** EXERCISE AIM **
Repeat the whole of the data, keeping every detail the same.
- - -
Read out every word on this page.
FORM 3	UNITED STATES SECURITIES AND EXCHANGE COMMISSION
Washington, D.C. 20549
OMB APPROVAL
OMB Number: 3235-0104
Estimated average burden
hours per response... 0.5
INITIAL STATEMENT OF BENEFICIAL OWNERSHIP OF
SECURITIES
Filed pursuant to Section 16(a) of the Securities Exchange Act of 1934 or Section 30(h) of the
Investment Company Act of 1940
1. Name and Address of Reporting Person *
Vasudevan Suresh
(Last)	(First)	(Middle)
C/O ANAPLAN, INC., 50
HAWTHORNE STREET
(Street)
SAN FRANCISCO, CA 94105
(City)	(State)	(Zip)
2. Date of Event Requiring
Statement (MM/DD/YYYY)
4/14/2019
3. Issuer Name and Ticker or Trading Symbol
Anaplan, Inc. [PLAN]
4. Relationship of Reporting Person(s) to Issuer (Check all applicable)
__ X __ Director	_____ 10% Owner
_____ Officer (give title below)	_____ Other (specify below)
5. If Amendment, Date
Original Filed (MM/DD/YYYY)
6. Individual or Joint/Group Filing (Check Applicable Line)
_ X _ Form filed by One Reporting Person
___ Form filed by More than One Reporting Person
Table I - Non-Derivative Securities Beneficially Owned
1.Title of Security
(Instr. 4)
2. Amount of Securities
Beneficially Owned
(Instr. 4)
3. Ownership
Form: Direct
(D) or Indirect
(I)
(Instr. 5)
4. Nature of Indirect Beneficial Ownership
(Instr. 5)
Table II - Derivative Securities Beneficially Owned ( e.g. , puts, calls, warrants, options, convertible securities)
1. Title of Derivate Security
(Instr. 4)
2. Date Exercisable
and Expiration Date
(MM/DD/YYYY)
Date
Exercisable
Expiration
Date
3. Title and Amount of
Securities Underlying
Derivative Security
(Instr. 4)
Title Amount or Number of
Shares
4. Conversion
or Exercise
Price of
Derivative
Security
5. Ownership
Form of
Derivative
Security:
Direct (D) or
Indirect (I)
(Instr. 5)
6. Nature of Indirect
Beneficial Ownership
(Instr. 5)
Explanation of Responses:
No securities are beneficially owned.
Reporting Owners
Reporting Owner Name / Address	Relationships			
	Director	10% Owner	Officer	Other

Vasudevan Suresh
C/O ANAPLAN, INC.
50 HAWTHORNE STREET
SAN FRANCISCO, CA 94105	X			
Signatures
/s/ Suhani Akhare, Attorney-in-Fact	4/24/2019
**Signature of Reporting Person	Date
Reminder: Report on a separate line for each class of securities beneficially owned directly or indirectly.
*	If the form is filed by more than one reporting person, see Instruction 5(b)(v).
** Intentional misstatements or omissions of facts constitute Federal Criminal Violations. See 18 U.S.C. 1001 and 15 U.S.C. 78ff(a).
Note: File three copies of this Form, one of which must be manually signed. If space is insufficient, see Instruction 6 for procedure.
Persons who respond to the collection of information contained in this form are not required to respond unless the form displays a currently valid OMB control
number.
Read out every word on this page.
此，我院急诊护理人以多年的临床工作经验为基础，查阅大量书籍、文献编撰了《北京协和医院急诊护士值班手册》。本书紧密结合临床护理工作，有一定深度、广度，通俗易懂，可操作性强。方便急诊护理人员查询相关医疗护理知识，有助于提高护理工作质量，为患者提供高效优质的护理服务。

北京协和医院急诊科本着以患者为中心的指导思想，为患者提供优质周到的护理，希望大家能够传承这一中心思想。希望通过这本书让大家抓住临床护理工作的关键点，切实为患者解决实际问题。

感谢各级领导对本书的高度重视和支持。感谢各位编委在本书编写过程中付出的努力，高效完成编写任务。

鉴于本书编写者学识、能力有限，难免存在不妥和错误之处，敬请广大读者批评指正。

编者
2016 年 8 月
- - -
** SOLUTION **
Read out every word on this page.
FORM 3	UNITED STATES SECURITIES AND EXCHANGE COMMISSION
Washington, D.C. 20549
OMB APPROVAL
OMB Number: 3235-0104
Estimated average burden
hours per response... 0.5
INITIAL STATEMENT OF BENEFICIAL OWNERSHIP OF
SECURITIES
Filed pursuant to Section 16(a) of the Securities Exchange Act of 1934 or Section 30(h) of the
Investment Company Act of 1940
1. Name and Address of Reporting Person *
Vasudevan Suresh
(Last)	(First)	(Middle)
C/O ANAPLAN, INC., 50
HAWTHORNE STREET
(Street)
SAN FRANCISCO, CA 94105
(City)	(State)	(Zip)
2. Date of Event Requiring
Statement (MM/DD/YYYY)
4/14/2019
3. Issuer Name and Ticker or Trading Symbol
Anaplan, Inc. [PLAN]
4. Relationship of Reporting Person(s) to Issuer (Check all applicable)
__ X __ Director	_____ 10% Owner
_____ Officer (give title below)	_____ Other (specify below)
5. If Amendment, Date
Original Filed (MM/DD/YYYY)
6. Individual or Joint/Group Filing (Check Applicable Line)
_ X _ Form filed by One Reporting Person
___ Form filed by More than One Reporting Person
Table I - Non-Derivative Securities Beneficially Owned
1.Title of Security
(Instr. 4)
2. Amount of Securities
Beneficially Owned
(Instr. 4)
3. Ownership
Form: Direct
(D) or Indirect
(I)
(Instr. 5)
4. Nature of Indirect Beneficial Ownership
(Instr. 5)
Table II - Derivative Securities Beneficially Owned ( e.g. , puts, calls, warrants, options, convertible securities)
1. Title of Derivate Security
(Instr. 4)
2. Date Exercisable
and Expiration Date
(MM/DD/YYYY)
Date
Exercisable
Expiration
Date
3. Title and Amount of
Securities Underlying
Derivative Security
(Instr. 4)
Title Amount or Number of
Shares
4. Conversion
or Exercise
Price of
Derivative
Security
5. Ownership
Form of
Derivative
Security:
Direct (D) or
Indirect (I)
(Instr. 5)
6. Nature of Indirect
Beneficial Ownership
(Instr. 5)
Explanation of Responses:
No securities are beneficially owned.
Reporting Owners
Reporting Owner Name / Address	Relationships			
	Director	10% Owner	Officer	Other

Vasudevan Suresh
C/O ANAPLAN, INC.
50 HAWTHORNE STREET
SAN FRANCISCO, CA 94105	X			
Signatures
/s/ Suhani Akhare, Attorney-in-Fact	4/24/2019
**Signature of Reporting Person	Date
Reminder: Report on a separate line for each class of securities beneficially owned directly or indirectly.
*	If the form is filed by more than one reporting person, see Instruction 5(b)(v).
** Intentional misstatements or omissions of facts constitute Federal Criminal Violations. See 18 U.S.C. 1001 and 15 U.S.C. 78ff(a).
Note: File three copies of this Form, one of which must be manually signed. If space is insufficient, see Instruction 6 for procedure.
Persons who respond to the collection of information contained in this form are not required to respond unless the form displays a currently valid OMB control
number.
Read out every word on this page.
此，我院急诊护理人以多年的临床工作经验为基础，查阅大量书籍、文献编撰了《北京协和医院急诊护士值班手册》。本书紧密结合临床护理工作，有一定深度、广度，通俗易懂，可操作性强。方便急诊护理人员查询相关医疗护理知识，有助于提高护理工作质量，为患者提供高效优质的护理服务。

北京协和医院急诊科本着以患者为中心的指导思想，为患者提供优质周到的护理，希望大家能够传承这一中心思想。希望通过这本书让大家抓住临床护理工作的关键点，切实为患者解决实际问题。

感谢各级领导对本书的高度重视和支持。感谢各位编委在本书编写过程中付出的努力，高效完成编写任务。

鉴于本书编写者学识、能力有限，难免存在不妥和错误之处，敬请广大读者批评指正。

编者
2016 年 8 月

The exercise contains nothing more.